**SHORT PROBLEM**
Any picture among the records should be left out, please; retype the rest exactly.

_ _ _ _ _ _ _

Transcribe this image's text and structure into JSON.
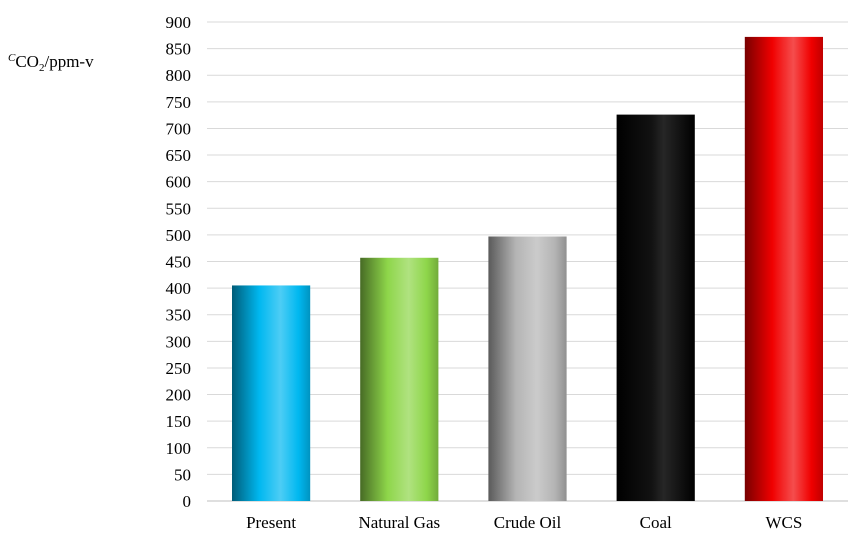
{
  "chart_data": {
    "type": "bar",
    "ylabel": {
      "sup": "C",
      "main": "CO",
      "sub": "2",
      "tail": "/ppm-v"
    },
    "categories": [
      "Present",
      "Natural Gas",
      "Crude Oil",
      "Coal",
      "WCS"
    ],
    "values": [
      405,
      457,
      497,
      726,
      872
    ],
    "colors": [
      "#00b8f0",
      "#8ed64a",
      "#b4b4b4",
      "#000000",
      "#f00000"
    ],
    "ylim": [
      0,
      900
    ],
    "yticks": [
      0,
      50,
      100,
      150,
      200,
      250,
      300,
      350,
      400,
      450,
      500,
      550,
      600,
      650,
      700,
      750,
      800,
      850,
      900
    ],
    "grid": true,
    "legend": "none"
  }
}
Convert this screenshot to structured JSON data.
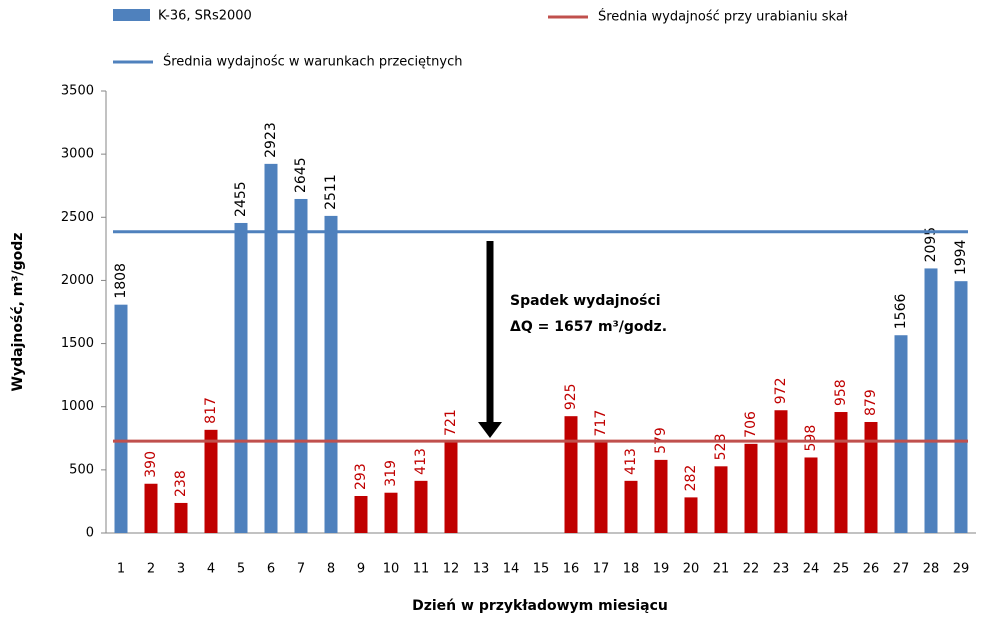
{
  "chart_data": {
    "type": "bar",
    "x_label": "Dzień w przykładowym miesiącu",
    "y_label": "Wydajność, m³/godz",
    "categories": [
      "1",
      "2",
      "3",
      "4",
      "5",
      "6",
      "7",
      "8",
      "9",
      "10",
      "11",
      "12",
      "13",
      "14",
      "15",
      "16",
      "17",
      "18",
      "19",
      "20",
      "21",
      "22",
      "23",
      "24",
      "25",
      "26",
      "27",
      "28",
      "29"
    ],
    "series": [
      {
        "name": "K-36, SRs2000",
        "color": "#4f81bd",
        "values": [
          1808,
          390,
          238,
          817,
          2455,
          2923,
          2645,
          2511,
          293,
          319,
          413,
          721,
          null,
          null,
          null,
          925,
          717,
          413,
          579,
          282,
          528,
          706,
          972,
          598,
          958,
          879,
          1566,
          2095,
          1994
        ],
        "point_colors": [
          "#4f81bd",
          "#c00000",
          "#c00000",
          "#c00000",
          "#4f81bd",
          "#4f81bd",
          "#4f81bd",
          "#4f81bd",
          "#c00000",
          "#c00000",
          "#c00000",
          "#c00000",
          null,
          null,
          null,
          "#c00000",
          "#c00000",
          "#c00000",
          "#c00000",
          "#c00000",
          "#c00000",
          "#c00000",
          "#c00000",
          "#c00000",
          "#c00000",
          "#c00000",
          "#4f81bd",
          "#4f81bd",
          "#4f81bd"
        ]
      }
    ],
    "reference_lines": [
      {
        "name": "Średnia wydajność przy urabianiu skał",
        "color": "#c0504d",
        "value": 728
      },
      {
        "name": "Średnia wydajnośc w warunkach przeciętnych",
        "color": "#4f81bd",
        "value": 2385
      }
    ],
    "annotation": [
      "Spadek wydajności",
      "ΔQ = 1657 m³/godz."
    ],
    "ylim": [
      0,
      3500
    ],
    "yticks": [
      0,
      500,
      1000,
      1500,
      2000,
      2500,
      3000,
      3500
    ],
    "grid": false
  }
}
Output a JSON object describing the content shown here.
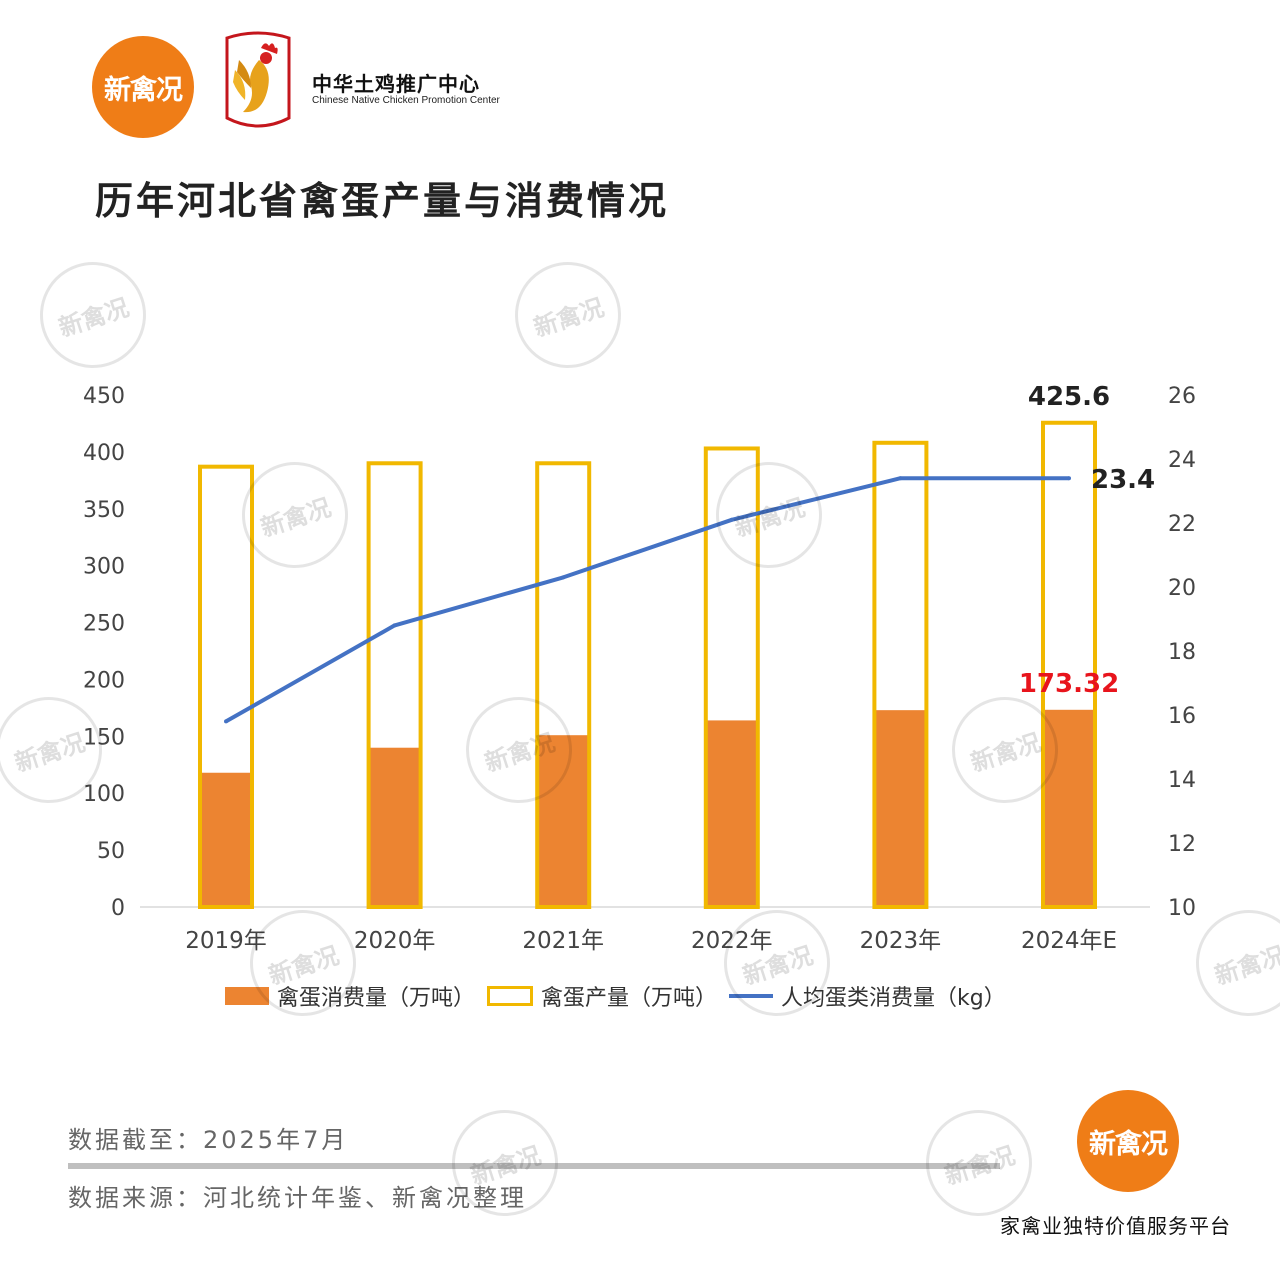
{
  "header": {
    "logo_text": "新禽况",
    "brand_cn": "中华土鸡推广中心",
    "brand_en": "Chinese Native Chicken Promotion Center",
    "title": "历年河北省禽蛋产量与消费情况"
  },
  "chart_data": {
    "type": "bar",
    "title": "历年河北省禽蛋产量与消费情况",
    "categories": [
      "2019年",
      "2020年",
      "2021年",
      "2022年",
      "2023年",
      "2024年E"
    ],
    "series": [
      {
        "name": "禽蛋消费量（万吨）",
        "type": "bar",
        "style": "filled",
        "axis": "left",
        "color": "#ec8431",
        "values": [
          118,
          140,
          151,
          164,
          173,
          173.32
        ]
      },
      {
        "name": "禽蛋产量（万吨）",
        "type": "bar",
        "style": "outline",
        "axis": "left",
        "color": "#f1b800",
        "values": [
          387,
          390,
          390,
          403,
          408,
          425.6
        ]
      },
      {
        "name": "人均蛋类消费量（kg）",
        "type": "line",
        "axis": "right",
        "color": "#4472c4",
        "values": [
          15.8,
          18.8,
          20.3,
          22.1,
          23.4,
          23.4
        ]
      }
    ],
    "left_axis": {
      "min": 0,
      "max": 450,
      "ticks": [
        "0",
        "50",
        "100",
        "150",
        "200",
        "250",
        "300",
        "350",
        "400",
        "450"
      ]
    },
    "right_axis": {
      "min": 10,
      "max": 26,
      "ticks": [
        "10",
        "12",
        "14",
        "16",
        "18",
        "20",
        "22",
        "24",
        "26"
      ]
    },
    "annotations": {
      "production_last": "425.6",
      "consumption_last": "173.32",
      "per_capita_last": "23.4"
    },
    "legend_position": "bottom"
  },
  "legend": {
    "consumption": "禽蛋消费量（万吨）",
    "production": "禽蛋产量（万吨）",
    "per_capita": "人均蛋类消费量（kg）"
  },
  "footer": {
    "date": "数据截至：2025年7月",
    "source": "数据来源：河北统计年鉴、新禽况整理",
    "logo_text": "新禽况",
    "platform": "家禽业独特价值服务平台"
  },
  "watermark_text": "新禽况",
  "colors": {
    "brand_orange": "#ef7d17",
    "bar_fill": "#ec8431",
    "bar_outline": "#f1b800",
    "line": "#4472c4",
    "highlight": "#e8141c"
  }
}
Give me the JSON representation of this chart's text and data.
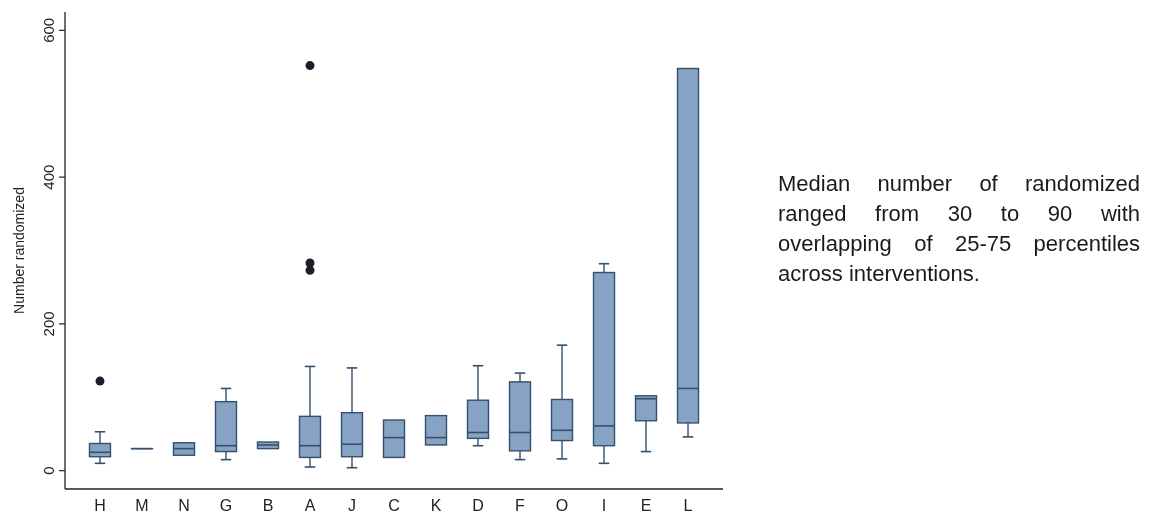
{
  "chart_data": {
    "type": "box",
    "ylabel": "Number randomized",
    "categories": [
      "H",
      "M",
      "N",
      "G",
      "B",
      "A",
      "J",
      "C",
      "K",
      "D",
      "F",
      "O",
      "I",
      "E",
      "L"
    ],
    "ylim": [
      -25,
      625
    ],
    "yticks": [
      0,
      200,
      400,
      600
    ],
    "series": [
      {
        "color": "#86a3c3",
        "boxes": [
          {
            "low": 10,
            "q1": 19,
            "median": 25,
            "q3": 37,
            "high": 53,
            "outliers": [
              122
            ]
          },
          {
            "low": 30,
            "q1": 30,
            "median": 30,
            "q3": 30,
            "high": 30
          },
          {
            "low": 21,
            "q1": 21,
            "median": 30,
            "q3": 38,
            "high": 38
          },
          {
            "low": 15,
            "q1": 26,
            "median": 34,
            "q3": 94,
            "high": 112
          },
          {
            "low": 30,
            "q1": 30,
            "median": 35,
            "q3": 39,
            "high": 39
          },
          {
            "low": 5,
            "q1": 18,
            "median": 34,
            "q3": 74,
            "high": 142,
            "outliers": [
              552,
              283,
              273
            ]
          },
          {
            "low": 4,
            "q1": 19,
            "median": 36,
            "q3": 79,
            "high": 140
          },
          {
            "low": 18,
            "q1": 18,
            "median": 45,
            "q3": 69,
            "high": 69
          },
          {
            "low": 35,
            "q1": 35,
            "median": 45,
            "q3": 75,
            "high": 75
          },
          {
            "low": 34,
            "q1": 44,
            "median": 52,
            "q3": 96,
            "high": 143
          },
          {
            "low": 15,
            "q1": 27,
            "median": 52,
            "q3": 121,
            "high": 133
          },
          {
            "low": 16,
            "q1": 41,
            "median": 55,
            "q3": 97,
            "high": 171
          },
          {
            "low": 10,
            "q1": 34,
            "median": 61,
            "q3": 270,
            "high": 282
          },
          {
            "low": 26,
            "q1": 68,
            "median": 98,
            "q3": 102,
            "high": 102
          },
          {
            "low": 46,
            "q1": 65,
            "median": 112,
            "q3": 548,
            "high": 548
          }
        ]
      }
    ],
    "annotations": [
      "Median number of randomized ranged from 30 to 90 with overlapping of 25-75 percentiles across interventions."
    ]
  }
}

_ _ _ _ _ _ _

**TASK RESPONSE**
Transcribe this image's text and structure into JSON.
{
  "chart_data": {
    "type": "bar",
    "ylabel": {
      "sup": "C",
      "main": "CO",
      "sub": "2",
      "tail": "/ppm-v"
    },
    "categories": [
      "Present",
      "Natural Gas",
      "Crude Oil",
      "Coal",
      "WCS"
    ],
    "values": [
      405,
      457,
      497,
      726,
      872
    ],
    "colors": [
      "#00b8f0",
      "#8ed64a",
      "#b4b4b4",
      "#000000",
      "#f00000"
    ],
    "ylim": [
      0,
      900
    ],
    "yticks": [
      0,
      50,
      100,
      150,
      200,
      250,
      300,
      350,
      400,
      450,
      500,
      550,
      600,
      650,
      700,
      750,
      800,
      850,
      900
    ],
    "grid": true,
    "legend": "none"
  }
}
Convert this screenshot to structured JSON data.
{
  "chart_data": {
    "type": "bar",
    "x_label": "Dzień w przykładowym miesiącu",
    "y_label": "Wydajność, m³/godz",
    "categories": [
      "1",
      "2",
      "3",
      "4",
      "5",
      "6",
      "7",
      "8",
      "9",
      "10",
      "11",
      "12",
      "13",
      "14",
      "15",
      "16",
      "17",
      "18",
      "19",
      "20",
      "21",
      "22",
      "23",
      "24",
      "25",
      "26",
      "27",
      "28",
      "29"
    ],
    "series": [
      {
        "name": "K-36, SRs2000",
        "color": "#4f81bd",
        "values": [
          1808,
          390,
          238,
          817,
          2455,
          2923,
          2645,
          2511,
          293,
          319,
          413,
          721,
          null,
          null,
          null,
          925,
          717,
          413,
          579,
          282,
          528,
          706,
          972,
          598,
          958,
          879,
          1566,
          2095,
          1994
        ],
        "point_colors": [
          "#4f81bd",
          "#c00000",
          "#c00000",
          "#c00000",
          "#4f81bd",
          "#4f81bd",
          "#4f81bd",
          "#4f81bd",
          "#c00000",
          "#c00000",
          "#c00000",
          "#c00000",
          null,
          null,
          null,
          "#c00000",
          "#c00000",
          "#c00000",
          "#c00000",
          "#c00000",
          "#c00000",
          "#c00000",
          "#c00000",
          "#c00000",
          "#c00000",
          "#c00000",
          "#4f81bd",
          "#4f81bd",
          "#4f81bd"
        ]
      }
    ],
    "reference_lines": [
      {
        "name": "Średnia wydajność przy urabianiu skał",
        "color": "#c0504d",
        "value": 728
      },
      {
        "name": "Średnia wydajnośc w warunkach przeciętnych",
        "color": "#4f81bd",
        "value": 2385
      }
    ],
    "annotation": [
      "Spadek wydajności",
      "ΔQ = 1657 m³/godz."
    ],
    "ylim": [
      0,
      3500
    ],
    "yticks": [
      0,
      500,
      1000,
      1500,
      2000,
      2500,
      3000,
      3500
    ],
    "grid": false
  }
}
Output a JSON object describing the content shown here.
{
  "header": {
    "logo_text": "新禽况",
    "brand_cn": "中华土鸡推广中心",
    "brand_en": "Chinese Native Chicken Promotion Center",
    "title": "历年河北省禽蛋产量与消费情况"
  },
  "chart_data": {
    "type": "bar",
    "title": "历年河北省禽蛋产量与消费情况",
    "categories": [
      "2019年",
      "2020年",
      "2021年",
      "2022年",
      "2023年",
      "2024年E"
    ],
    "series": [
      {
        "name": "禽蛋消费量（万吨）",
        "type": "bar",
        "style": "filled",
        "axis": "left",
        "color": "#ec8431",
        "values": [
          118,
          140,
          151,
          164,
          173,
          173.32
        ]
      },
      {
        "name": "禽蛋产量（万吨）",
        "type": "bar",
        "style": "outline",
        "axis": "left",
        "color": "#f1b800",
        "values": [
          387,
          390,
          390,
          403,
          408,
          425.6
        ]
      },
      {
        "name": "人均蛋类消费量（kg）",
        "type": "line",
        "axis": "right",
        "color": "#4472c4",
        "values": [
          15.8,
          18.8,
          20.3,
          22.1,
          23.4,
          23.4
        ]
      }
    ],
    "left_axis": {
      "min": 0,
      "max": 450,
      "ticks": [
        "0",
        "50",
        "100",
        "150",
        "200",
        "250",
        "300",
        "350",
        "400",
        "450"
      ]
    },
    "right_axis": {
      "min": 10,
      "max": 26,
      "ticks": [
        "10",
        "12",
        "14",
        "16",
        "18",
        "20",
        "22",
        "24",
        "26"
      ]
    },
    "annotations": {
      "production_last": "425.6",
      "consumption_last": "173.32",
      "per_capita_last": "23.4"
    },
    "legend_position": "bottom"
  },
  "legend": {
    "consumption": "禽蛋消费量（万吨）",
    "production": "禽蛋产量（万吨）",
    "per_capita": "人均蛋类消费量（kg）"
  },
  "footer": {
    "date": "数据截至：2025年7月",
    "source": "数据来源：河北统计年鉴、新禽况整理",
    "logo_text": "新禽况",
    "platform": "家禽业独特价值服务平台"
  },
  "watermark_text": "新禽况",
  "colors": {
    "brand_orange": "#ef7d17",
    "bar_fill": "#ec8431",
    "bar_outline": "#f1b800",
    "line": "#4472c4",
    "highlight": "#e8141c"
  }
}
Give me the JSON representation of this chart's text and data.
{
  "chart_data": {
    "type": "box",
    "ylabel": "Number randomized",
    "categories": [
      "H",
      "M",
      "N",
      "G",
      "B",
      "A",
      "J",
      "C",
      "K",
      "D",
      "F",
      "O",
      "I",
      "E",
      "L"
    ],
    "ylim": [
      -25,
      625
    ],
    "yticks": [
      0,
      200,
      400,
      600
    ],
    "series": [
      {
        "color": "#86a3c3",
        "boxes": [
          {
            "low": 10,
            "q1": 19,
            "median": 25,
            "q3": 37,
            "high": 53,
            "outliers": [
              122
            ]
          },
          {
            "low": 30,
            "q1": 30,
            "median": 30,
            "q3": 30,
            "high": 30
          },
          {
            "low": 21,
            "q1": 21,
            "median": 30,
            "q3": 38,
            "high": 38
          },
          {
            "low": 15,
            "q1": 26,
            "median": 34,
            "q3": 94,
            "high": 112
          },
          {
            "low": 30,
            "q1": 30,
            "median": 35,
            "q3": 39,
            "high": 39
          },
          {
            "low": 5,
            "q1": 18,
            "median": 34,
            "q3": 74,
            "high": 142,
            "outliers": [
              552,
              283,
              273
            ]
          },
          {
            "low": 4,
            "q1": 19,
            "median": 36,
            "q3": 79,
            "high": 140
          },
          {
            "low": 18,
            "q1": 18,
            "median": 45,
            "q3": 69,
            "high": 69
          },
          {
            "low": 35,
            "q1": 35,
            "median": 45,
            "q3": 75,
            "high": 75
          },
          {
            "low": 34,
            "q1": 44,
            "median": 52,
            "q3": 96,
            "high": 143
          },
          {
            "low": 15,
            "q1": 27,
            "median": 52,
            "q3": 121,
            "high": 133
          },
          {
            "low": 16,
            "q1": 41,
            "median": 55,
            "q3": 97,
            "high": 171
          },
          {
            "low": 10,
            "q1": 34,
            "median": 61,
            "q3": 270,
            "high": 282
          },
          {
            "low": 26,
            "q1": 68,
            "median": 98,
            "q3": 102,
            "high": 102
          },
          {
            "low": 46,
            "q1": 65,
            "median": 112,
            "q3": 548,
            "high": 548
          }
        ]
      }
    ],
    "annotations": [
      "Median number of randomized ranged from 30 to 90 with overlapping of 25-75 percentiles across interventions."
    ]
  }
}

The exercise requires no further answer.